PROBLEM STATEMENT →
What follows is a listing; restate every line of it word for word.

EXTRACTED MATERIAL →
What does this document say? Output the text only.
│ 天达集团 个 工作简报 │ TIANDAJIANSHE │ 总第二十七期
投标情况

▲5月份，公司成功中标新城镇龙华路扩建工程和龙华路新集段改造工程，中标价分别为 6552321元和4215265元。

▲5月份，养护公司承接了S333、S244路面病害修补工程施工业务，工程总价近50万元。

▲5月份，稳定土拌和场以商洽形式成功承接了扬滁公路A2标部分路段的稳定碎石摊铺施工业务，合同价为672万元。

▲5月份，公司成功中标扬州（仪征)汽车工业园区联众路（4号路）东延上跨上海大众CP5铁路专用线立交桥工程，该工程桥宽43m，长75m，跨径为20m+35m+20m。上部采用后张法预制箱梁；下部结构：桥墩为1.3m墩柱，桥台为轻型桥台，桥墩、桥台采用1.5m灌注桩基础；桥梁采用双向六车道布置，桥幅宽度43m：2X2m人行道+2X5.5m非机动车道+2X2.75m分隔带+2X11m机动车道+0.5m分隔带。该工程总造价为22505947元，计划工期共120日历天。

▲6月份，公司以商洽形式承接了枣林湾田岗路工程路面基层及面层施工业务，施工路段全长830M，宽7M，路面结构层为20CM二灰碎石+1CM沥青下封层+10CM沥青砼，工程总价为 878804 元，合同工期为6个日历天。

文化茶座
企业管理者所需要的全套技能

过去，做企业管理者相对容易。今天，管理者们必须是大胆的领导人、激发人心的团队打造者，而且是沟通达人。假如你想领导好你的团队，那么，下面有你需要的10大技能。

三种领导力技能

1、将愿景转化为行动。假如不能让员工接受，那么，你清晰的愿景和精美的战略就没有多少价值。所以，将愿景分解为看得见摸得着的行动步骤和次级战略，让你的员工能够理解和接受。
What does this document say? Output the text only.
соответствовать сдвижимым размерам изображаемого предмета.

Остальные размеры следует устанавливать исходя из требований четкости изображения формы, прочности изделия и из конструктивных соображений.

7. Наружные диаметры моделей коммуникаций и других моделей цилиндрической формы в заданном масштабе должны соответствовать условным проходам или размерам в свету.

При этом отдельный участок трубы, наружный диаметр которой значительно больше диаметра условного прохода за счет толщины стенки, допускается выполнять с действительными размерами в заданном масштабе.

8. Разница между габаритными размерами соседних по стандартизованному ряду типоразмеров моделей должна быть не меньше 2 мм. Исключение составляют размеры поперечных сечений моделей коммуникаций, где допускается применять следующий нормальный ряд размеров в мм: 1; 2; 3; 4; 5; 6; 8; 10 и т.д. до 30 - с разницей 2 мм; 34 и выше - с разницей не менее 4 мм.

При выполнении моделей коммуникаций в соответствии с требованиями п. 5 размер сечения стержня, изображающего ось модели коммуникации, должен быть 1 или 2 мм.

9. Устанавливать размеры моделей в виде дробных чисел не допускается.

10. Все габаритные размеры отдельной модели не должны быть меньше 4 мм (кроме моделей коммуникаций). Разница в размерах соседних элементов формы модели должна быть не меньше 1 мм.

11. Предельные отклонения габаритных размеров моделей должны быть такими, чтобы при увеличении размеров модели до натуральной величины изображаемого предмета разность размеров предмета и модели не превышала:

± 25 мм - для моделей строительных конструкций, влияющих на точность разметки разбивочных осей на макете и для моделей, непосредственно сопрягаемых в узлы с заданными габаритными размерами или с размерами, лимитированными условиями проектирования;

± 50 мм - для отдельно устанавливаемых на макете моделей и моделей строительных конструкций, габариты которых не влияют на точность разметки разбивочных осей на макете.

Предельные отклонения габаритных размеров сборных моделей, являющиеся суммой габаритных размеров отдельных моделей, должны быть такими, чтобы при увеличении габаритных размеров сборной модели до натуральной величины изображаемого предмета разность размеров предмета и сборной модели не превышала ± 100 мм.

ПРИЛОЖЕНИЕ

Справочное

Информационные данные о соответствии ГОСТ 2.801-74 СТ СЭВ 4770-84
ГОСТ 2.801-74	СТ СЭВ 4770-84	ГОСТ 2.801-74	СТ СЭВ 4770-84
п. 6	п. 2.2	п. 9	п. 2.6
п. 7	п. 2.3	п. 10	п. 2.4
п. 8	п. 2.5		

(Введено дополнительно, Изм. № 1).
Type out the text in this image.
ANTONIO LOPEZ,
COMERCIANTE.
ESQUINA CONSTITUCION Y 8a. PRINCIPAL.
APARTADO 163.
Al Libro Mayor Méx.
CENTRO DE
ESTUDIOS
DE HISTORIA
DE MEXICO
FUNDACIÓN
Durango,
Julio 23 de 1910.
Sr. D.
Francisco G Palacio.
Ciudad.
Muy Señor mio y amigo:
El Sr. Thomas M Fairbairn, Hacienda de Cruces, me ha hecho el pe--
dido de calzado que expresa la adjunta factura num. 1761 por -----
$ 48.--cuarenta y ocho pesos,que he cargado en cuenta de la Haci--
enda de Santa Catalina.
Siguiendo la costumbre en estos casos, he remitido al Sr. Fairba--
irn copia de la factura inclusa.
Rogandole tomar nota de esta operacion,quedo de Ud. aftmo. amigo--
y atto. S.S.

RESPONSE →
What does this document say? Output the text only.
│ 天达集团 个 工作简报 │ TIANDAJIANSHE │ 总第二十七期
投标情况

▲5月份，公司成功中标新城镇龙华路扩建工程和龙华路新集段改造工程，中标价分别为 6552321元和4215265元。

▲5月份，养护公司承接了S333、S244路面病害修补工程施工业务，工程总价近50万元。

▲5月份，稳定土拌和场以商洽形式成功承接了扬滁公路A2标部分路段的稳定碎石摊铺施工业务，合同价为672万元。

▲5月份，公司成功中标扬州（仪征)汽车工业园区联众路（4号路）东延上跨上海大众CP5铁路专用线立交桥工程，该工程桥宽43m，长75m，跨径为20m+35m+20m。上部采用后张法预制箱梁；下部结构：桥墩为1.3m墩柱，桥台为轻型桥台，桥墩、桥台采用1.5m灌注桩基础；桥梁采用双向六车道布置，桥幅宽度43m：2X2m人行道+2X5.5m非机动车道+2X2.75m分隔带+2X11m机动车道+0.5m分隔带。该工程总造价为22505947元，计划工期共120日历天。

▲6月份，公司以商洽形式承接了枣林湾田岗路工程路面基层及面层施工业务，施工路段全长830M，宽7M，路面结构层为20CM二灰碎石+1CM沥青下封层+10CM沥青砼，工程总价为 878804 元，合同工期为6个日历天。

文化茶座
企业管理者所需要的全套技能

过去，做企业管理者相对容易。今天，管理者们必须是大胆的领导人、激发人心的团队打造者，而且是沟通达人。假如你想领导好你的团队，那么，下面有你需要的10大技能。

三种领导力技能

1、将愿景转化为行动。假如不能让员工接受，那么，你清晰的愿景和精美的战略就没有多少价值。所以，将愿景分解为看得见摸得着的行动步骤和次级战略，让你的员工能够理解和接受。
What does this document say? Output the text only.
соответствовать сдвижимым размерам изображаемого предмета.

Остальные размеры следует устанавливать исходя из требований четкости изображения формы, прочности изделия и из конструктивных соображений.

7. Наружные диаметры моделей коммуникаций и других моделей цилиндрической формы в заданном масштабе должны соответствовать условным проходам или размерам в свету.

При этом отдельный участок трубы, наружный диаметр которой значительно больше диаметра условного прохода за счет толщины стенки, допускается выполнять с действительными размерами в заданном масштабе.

8. Разница между габаритными размерами соседних по стандартизованному ряду типоразмеров моделей должна быть не меньше 2 мм. Исключение составляют размеры поперечных сечений моделей коммуникаций, где допускается применять следующий нормальный ряд размеров в мм: 1; 2; 3; 4; 5; 6; 8; 10 и т.д. до 30 - с разницей 2 мм; 34 и выше - с разницей не менее 4 мм.

При выполнении моделей коммуникаций в соответствии с требованиями п. 5 размер сечения стержня, изображающего ось модели коммуникации, должен быть 1 или 2 мм.

9. Устанавливать размеры моделей в виде дробных чисел не допускается.

10. Все габаритные размеры отдельной модели не должны быть меньше 4 мм (кроме моделей коммуникаций). Разница в размерах соседних элементов формы модели должна быть не меньше 1 мм.

11. Предельные отклонения габаритных размеров моделей должны быть такими, чтобы при увеличении размеров модели до натуральной величины изображаемого предмета разность размеров предмета и модели не превышала:

± 25 мм - для моделей строительных конструкций, влияющих на точность разметки разбивочных осей на макете и для моделей, непосредственно сопрягаемых в узлы с заданными габаритными размерами или с размерами, лимитированными условиями проектирования;

± 50 мм - для отдельно устанавливаемых на макете моделей и моделей строительных конструкций, габариты которых не влияют на точность разметки разбивочных осей на макете.

Предельные отклонения габаритных размеров сборных моделей, являющиеся суммой габаритных размеров отдельных моделей, должны быть такими, чтобы при увеличении габаритных размеров сборной модели до натуральной величины изображаемого предмета разность размеров предмета и сборной модели не превышала ± 100 мм.

ПРИЛОЖЕНИЕ

Справочное

Информационные данные о соответствии ГОСТ 2.801-74 СТ СЭВ 4770-84
ГОСТ 2.801-74	СТ СЭВ 4770-84	ГОСТ 2.801-74	СТ СЭВ 4770-84
п. 6	п. 2.2	п. 9	п. 2.6
п. 7	п. 2.3	п. 10	п. 2.4
п. 8	п. 2.5		

(Введено дополнительно, Изм. № 1).
Type out the text in this image.
ANTONIO LOPEZ,
COMERCIANTE.
ESQUINA CONSTITUCION Y 8a. PRINCIPAL.
APARTADO 163.
Al Libro Mayor Méx.
CENTRO DE
ESTUDIOS
DE HISTORIA
DE MEXICO
FUNDACIÓN
Durango,
Julio 23 de 1910.
Sr. D.
Francisco G Palacio.
Ciudad.
Muy Señor mio y amigo:
El Sr. Thomas M Fairbairn, Hacienda de Cruces, me ha hecho el pe--
dido de calzado que expresa la adjunta factura num. 1761 por -----
$ 48.--cuarenta y ocho pesos,que he cargado en cuenta de la Haci--
enda de Santa Catalina.
Siguiendo la costumbre en estos casos, he remitido al Sr. Fairba--
irn copia de la factura inclusa.
Rogandole tomar nota de esta operacion,quedo de Ud. aftmo. amigo--
y atto. S.S.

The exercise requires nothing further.